- WHAT THE TASK REQUIRES: For the records below, say how many lines contain the string "الفعلية". Give the number only.

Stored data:

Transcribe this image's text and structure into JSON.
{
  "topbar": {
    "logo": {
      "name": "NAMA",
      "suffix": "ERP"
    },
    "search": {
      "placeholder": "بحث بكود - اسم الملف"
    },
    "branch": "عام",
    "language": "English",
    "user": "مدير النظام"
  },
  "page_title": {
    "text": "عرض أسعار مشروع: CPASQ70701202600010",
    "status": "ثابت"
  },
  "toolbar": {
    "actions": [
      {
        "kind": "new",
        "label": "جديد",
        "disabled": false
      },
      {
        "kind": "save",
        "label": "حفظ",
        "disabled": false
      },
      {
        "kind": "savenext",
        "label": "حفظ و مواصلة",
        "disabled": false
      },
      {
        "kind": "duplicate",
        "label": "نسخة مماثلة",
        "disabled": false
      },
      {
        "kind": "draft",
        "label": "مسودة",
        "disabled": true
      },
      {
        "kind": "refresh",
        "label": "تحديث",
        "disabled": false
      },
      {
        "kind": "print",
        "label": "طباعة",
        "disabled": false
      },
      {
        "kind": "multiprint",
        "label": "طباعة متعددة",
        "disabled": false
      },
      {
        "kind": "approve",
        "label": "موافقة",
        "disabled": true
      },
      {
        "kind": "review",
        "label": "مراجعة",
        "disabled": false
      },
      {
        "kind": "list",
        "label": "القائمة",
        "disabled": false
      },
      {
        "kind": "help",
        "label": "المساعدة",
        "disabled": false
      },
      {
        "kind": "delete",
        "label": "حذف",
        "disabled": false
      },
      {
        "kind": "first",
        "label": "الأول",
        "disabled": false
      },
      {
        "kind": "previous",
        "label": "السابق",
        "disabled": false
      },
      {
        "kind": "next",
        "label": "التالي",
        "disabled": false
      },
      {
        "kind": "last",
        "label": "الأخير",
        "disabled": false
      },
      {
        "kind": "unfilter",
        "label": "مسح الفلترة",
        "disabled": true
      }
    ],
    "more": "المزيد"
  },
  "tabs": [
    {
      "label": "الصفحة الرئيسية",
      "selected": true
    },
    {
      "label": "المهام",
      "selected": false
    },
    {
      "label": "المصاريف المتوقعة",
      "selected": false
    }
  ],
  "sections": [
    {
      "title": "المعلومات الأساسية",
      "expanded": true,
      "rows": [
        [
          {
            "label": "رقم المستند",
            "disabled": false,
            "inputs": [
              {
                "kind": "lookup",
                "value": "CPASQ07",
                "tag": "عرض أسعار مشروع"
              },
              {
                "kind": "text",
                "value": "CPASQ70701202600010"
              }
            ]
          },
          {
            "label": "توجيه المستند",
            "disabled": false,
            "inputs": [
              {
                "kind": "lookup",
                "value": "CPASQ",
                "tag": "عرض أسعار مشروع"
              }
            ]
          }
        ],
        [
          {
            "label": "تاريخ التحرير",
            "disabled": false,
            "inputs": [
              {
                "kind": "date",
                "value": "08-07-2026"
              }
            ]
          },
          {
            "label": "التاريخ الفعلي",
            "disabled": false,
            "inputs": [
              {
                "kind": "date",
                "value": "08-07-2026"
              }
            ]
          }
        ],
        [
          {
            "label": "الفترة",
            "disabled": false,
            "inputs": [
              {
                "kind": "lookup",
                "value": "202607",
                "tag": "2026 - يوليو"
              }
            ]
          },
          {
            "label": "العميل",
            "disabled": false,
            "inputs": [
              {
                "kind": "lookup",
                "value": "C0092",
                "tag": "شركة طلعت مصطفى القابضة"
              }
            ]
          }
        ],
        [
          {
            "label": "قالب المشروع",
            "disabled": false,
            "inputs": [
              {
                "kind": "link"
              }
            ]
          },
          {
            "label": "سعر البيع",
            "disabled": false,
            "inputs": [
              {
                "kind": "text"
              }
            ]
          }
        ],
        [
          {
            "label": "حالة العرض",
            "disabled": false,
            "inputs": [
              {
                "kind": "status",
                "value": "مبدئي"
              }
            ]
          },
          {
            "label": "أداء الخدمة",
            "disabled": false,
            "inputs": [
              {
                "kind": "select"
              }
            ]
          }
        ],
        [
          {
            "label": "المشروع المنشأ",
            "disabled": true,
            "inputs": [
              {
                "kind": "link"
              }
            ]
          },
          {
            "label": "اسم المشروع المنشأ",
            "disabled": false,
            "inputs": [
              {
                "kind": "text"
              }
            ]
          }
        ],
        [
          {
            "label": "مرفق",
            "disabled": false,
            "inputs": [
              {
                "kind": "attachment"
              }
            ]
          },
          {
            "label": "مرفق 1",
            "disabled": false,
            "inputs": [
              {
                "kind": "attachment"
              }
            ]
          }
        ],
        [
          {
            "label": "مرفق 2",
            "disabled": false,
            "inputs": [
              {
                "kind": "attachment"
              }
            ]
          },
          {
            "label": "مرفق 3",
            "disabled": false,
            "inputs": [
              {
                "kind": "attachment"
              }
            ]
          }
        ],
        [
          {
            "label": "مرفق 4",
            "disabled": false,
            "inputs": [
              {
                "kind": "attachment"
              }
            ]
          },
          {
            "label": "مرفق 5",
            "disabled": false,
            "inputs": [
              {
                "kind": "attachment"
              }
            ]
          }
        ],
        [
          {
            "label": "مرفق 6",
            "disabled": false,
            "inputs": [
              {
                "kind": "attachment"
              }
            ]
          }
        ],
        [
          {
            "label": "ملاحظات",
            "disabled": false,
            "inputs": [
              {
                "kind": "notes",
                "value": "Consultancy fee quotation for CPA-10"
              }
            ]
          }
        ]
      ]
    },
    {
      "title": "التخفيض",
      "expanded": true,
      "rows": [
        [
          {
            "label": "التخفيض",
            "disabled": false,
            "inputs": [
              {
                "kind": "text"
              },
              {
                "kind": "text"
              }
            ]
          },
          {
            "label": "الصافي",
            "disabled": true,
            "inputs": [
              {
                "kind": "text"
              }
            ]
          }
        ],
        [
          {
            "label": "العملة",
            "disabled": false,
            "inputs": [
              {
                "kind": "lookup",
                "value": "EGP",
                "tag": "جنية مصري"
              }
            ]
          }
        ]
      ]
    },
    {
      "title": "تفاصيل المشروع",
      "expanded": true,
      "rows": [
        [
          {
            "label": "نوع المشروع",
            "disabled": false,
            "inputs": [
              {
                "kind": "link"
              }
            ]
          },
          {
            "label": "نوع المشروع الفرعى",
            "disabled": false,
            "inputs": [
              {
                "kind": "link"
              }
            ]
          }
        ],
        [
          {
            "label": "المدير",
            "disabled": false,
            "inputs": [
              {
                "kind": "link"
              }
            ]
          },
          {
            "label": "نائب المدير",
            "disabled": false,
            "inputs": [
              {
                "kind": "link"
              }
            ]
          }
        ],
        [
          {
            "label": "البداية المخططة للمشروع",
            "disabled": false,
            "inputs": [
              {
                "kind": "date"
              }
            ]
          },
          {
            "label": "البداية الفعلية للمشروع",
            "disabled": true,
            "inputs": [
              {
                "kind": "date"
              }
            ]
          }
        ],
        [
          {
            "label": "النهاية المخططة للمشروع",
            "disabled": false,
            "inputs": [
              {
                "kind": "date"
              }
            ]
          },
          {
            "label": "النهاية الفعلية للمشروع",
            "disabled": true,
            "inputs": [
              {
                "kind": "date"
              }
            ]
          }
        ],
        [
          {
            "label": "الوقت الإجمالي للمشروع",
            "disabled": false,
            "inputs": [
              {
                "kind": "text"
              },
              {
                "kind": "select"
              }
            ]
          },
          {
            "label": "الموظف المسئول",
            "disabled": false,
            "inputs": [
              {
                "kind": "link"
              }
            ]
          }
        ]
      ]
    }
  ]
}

- ANSWER BELOW: 2